Start of Listed records

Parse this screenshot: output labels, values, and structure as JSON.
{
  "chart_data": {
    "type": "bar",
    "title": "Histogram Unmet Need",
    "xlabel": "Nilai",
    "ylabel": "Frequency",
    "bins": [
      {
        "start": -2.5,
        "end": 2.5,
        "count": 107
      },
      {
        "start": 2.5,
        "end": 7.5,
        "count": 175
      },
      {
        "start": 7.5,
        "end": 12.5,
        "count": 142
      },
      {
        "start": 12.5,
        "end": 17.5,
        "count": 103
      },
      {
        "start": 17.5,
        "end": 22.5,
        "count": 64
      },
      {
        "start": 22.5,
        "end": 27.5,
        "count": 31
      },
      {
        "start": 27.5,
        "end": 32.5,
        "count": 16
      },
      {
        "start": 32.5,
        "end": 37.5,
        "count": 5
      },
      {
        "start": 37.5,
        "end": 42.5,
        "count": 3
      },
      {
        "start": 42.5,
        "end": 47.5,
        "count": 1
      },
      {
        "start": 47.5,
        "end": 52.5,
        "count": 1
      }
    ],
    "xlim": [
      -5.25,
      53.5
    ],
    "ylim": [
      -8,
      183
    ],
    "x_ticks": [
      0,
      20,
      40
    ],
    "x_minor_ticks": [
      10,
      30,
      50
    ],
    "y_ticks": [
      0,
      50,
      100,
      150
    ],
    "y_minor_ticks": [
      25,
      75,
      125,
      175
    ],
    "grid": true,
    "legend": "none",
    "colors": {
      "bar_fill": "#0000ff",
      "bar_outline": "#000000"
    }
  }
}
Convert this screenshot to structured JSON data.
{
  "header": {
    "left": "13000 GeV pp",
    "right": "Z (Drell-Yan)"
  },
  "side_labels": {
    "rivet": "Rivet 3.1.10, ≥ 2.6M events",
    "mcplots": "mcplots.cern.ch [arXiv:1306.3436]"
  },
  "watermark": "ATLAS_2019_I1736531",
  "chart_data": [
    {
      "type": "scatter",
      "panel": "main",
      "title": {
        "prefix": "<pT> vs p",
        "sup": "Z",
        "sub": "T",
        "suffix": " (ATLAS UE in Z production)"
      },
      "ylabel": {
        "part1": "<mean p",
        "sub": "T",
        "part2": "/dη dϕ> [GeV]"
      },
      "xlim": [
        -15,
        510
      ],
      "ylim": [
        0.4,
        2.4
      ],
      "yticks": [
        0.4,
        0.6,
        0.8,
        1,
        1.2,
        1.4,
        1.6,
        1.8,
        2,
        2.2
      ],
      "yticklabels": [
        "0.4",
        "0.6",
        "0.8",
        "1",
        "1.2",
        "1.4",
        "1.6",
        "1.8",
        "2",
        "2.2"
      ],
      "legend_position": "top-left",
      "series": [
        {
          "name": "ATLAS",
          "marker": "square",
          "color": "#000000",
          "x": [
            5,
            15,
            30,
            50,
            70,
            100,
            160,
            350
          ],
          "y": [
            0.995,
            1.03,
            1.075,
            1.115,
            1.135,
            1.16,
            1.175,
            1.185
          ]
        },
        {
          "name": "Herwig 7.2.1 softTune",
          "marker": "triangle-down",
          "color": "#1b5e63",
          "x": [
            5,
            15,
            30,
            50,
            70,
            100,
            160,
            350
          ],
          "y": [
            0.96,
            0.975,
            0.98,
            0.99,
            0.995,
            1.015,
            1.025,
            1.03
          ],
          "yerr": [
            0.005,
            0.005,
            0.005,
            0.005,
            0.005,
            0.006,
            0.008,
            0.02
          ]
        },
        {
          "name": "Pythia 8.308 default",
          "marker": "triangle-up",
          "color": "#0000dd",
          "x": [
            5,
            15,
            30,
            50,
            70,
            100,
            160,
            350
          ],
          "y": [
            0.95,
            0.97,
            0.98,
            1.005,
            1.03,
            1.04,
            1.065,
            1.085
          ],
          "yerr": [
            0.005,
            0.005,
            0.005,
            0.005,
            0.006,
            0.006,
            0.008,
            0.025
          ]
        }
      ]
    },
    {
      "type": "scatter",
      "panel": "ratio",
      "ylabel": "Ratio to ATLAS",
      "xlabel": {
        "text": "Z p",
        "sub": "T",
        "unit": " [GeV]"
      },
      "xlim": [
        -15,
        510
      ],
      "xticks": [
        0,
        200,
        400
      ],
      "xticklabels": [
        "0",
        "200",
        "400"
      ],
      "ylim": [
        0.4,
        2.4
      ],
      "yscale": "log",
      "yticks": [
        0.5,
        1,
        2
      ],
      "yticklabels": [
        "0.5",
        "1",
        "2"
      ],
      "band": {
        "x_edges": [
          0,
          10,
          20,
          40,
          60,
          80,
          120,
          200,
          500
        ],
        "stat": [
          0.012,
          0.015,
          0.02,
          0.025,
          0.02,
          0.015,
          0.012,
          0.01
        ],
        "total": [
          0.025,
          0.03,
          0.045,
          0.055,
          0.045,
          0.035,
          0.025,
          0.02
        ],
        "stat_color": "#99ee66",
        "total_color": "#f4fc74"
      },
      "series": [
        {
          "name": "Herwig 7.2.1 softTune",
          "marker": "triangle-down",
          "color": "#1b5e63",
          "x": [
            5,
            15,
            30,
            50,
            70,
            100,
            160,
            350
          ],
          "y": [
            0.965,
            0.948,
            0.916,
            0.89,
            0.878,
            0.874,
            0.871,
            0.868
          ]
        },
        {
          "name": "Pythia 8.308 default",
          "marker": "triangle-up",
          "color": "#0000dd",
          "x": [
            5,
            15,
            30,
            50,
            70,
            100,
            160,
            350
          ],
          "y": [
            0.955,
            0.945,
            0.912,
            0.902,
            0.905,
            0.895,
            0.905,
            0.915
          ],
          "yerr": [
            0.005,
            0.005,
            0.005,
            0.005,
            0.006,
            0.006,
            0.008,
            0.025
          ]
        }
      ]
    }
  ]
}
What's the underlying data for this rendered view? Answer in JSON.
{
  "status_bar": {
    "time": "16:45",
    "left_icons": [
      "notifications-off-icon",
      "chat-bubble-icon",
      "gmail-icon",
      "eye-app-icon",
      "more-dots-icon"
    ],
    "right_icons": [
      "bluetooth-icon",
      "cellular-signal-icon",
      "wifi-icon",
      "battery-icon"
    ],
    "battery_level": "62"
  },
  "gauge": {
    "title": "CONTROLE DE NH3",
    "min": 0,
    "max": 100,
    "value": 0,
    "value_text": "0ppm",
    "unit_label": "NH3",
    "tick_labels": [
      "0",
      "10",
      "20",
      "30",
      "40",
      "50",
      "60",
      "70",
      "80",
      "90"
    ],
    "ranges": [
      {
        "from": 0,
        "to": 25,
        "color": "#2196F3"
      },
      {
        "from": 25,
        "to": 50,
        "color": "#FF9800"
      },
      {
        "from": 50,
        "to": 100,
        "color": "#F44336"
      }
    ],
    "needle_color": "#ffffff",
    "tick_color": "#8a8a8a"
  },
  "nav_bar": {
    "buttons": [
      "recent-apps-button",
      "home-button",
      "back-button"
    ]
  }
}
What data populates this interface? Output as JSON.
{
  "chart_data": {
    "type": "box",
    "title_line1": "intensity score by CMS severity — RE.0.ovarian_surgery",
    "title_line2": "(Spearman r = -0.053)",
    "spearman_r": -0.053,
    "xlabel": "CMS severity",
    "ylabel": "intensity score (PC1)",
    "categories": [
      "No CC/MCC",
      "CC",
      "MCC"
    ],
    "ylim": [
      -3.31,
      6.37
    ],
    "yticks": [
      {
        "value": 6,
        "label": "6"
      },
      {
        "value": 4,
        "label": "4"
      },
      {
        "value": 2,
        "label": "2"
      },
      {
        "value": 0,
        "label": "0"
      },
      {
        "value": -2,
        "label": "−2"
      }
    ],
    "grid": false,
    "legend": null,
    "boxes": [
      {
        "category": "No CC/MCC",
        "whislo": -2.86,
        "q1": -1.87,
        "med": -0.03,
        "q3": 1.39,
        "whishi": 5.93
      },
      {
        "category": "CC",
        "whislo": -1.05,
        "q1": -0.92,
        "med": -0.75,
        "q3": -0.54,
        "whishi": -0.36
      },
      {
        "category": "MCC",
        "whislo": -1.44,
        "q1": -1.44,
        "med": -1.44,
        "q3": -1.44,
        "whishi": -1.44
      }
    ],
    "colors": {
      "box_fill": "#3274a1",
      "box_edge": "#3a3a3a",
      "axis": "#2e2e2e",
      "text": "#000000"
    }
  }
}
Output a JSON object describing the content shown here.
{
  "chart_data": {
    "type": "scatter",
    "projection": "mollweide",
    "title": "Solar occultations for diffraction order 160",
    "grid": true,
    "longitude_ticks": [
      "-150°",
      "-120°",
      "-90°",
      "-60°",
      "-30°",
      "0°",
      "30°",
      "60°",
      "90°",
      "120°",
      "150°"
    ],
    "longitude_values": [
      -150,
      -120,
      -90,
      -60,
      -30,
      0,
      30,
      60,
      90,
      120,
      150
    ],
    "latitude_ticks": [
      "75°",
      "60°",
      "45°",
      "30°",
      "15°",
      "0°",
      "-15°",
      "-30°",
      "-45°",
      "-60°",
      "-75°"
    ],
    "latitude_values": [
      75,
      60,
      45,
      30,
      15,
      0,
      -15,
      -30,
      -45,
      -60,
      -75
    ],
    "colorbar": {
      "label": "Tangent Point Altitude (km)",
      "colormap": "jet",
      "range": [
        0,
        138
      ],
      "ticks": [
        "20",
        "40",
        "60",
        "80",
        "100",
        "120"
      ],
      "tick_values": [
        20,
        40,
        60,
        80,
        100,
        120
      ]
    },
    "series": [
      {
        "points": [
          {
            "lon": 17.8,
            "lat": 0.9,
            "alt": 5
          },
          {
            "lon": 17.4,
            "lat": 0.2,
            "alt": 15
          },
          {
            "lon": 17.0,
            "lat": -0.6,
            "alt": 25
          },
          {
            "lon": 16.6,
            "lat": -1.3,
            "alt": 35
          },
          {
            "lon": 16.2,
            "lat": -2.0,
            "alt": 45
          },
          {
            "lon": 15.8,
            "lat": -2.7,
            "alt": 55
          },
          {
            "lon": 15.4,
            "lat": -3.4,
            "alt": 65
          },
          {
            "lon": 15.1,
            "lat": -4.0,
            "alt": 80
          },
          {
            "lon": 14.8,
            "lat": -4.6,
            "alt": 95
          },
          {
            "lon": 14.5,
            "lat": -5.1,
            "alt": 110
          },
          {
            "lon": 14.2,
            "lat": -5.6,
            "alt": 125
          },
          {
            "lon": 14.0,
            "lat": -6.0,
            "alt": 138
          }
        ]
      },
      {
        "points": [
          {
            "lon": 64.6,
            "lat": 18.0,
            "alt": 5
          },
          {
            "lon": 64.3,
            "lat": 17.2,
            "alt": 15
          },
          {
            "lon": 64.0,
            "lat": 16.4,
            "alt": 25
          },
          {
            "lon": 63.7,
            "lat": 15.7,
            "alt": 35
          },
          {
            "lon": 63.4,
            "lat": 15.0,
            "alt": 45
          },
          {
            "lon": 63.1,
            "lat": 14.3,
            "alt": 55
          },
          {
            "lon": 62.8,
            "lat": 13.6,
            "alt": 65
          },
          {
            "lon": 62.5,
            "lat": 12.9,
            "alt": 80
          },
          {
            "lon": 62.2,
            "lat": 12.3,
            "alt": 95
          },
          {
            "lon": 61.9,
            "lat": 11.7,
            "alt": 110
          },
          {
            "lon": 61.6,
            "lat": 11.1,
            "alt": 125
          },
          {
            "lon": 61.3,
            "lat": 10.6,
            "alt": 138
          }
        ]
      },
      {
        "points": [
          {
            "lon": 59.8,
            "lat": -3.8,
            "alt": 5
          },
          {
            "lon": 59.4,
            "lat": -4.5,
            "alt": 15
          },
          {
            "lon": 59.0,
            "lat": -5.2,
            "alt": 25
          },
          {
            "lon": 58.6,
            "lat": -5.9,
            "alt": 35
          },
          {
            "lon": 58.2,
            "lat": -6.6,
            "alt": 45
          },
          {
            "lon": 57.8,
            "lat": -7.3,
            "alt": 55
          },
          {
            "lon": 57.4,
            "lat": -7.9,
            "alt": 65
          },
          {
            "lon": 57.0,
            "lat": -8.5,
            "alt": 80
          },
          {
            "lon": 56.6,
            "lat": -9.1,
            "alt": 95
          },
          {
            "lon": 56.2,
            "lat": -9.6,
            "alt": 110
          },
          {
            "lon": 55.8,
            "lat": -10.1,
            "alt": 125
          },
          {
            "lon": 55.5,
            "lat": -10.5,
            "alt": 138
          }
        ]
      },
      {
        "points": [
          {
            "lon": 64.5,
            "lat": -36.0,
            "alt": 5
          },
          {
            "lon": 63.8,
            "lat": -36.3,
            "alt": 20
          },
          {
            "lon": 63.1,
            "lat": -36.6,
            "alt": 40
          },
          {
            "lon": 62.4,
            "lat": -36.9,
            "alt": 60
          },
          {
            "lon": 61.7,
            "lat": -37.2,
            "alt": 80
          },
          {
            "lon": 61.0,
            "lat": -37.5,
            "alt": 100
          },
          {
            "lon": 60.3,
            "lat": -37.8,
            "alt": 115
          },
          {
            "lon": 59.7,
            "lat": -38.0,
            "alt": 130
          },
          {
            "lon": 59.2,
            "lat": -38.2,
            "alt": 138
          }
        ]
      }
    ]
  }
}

End of Listed records

### Objective
Copy every line of the listing that includes the string "count".

### Task result
        "count": 107
        "count": 175
        "count": 142
        "count": 103
        "count": 64
        "count": 31
        "count": 16
        "count": 5
        "count": 3
        "count": 1
        "count": 1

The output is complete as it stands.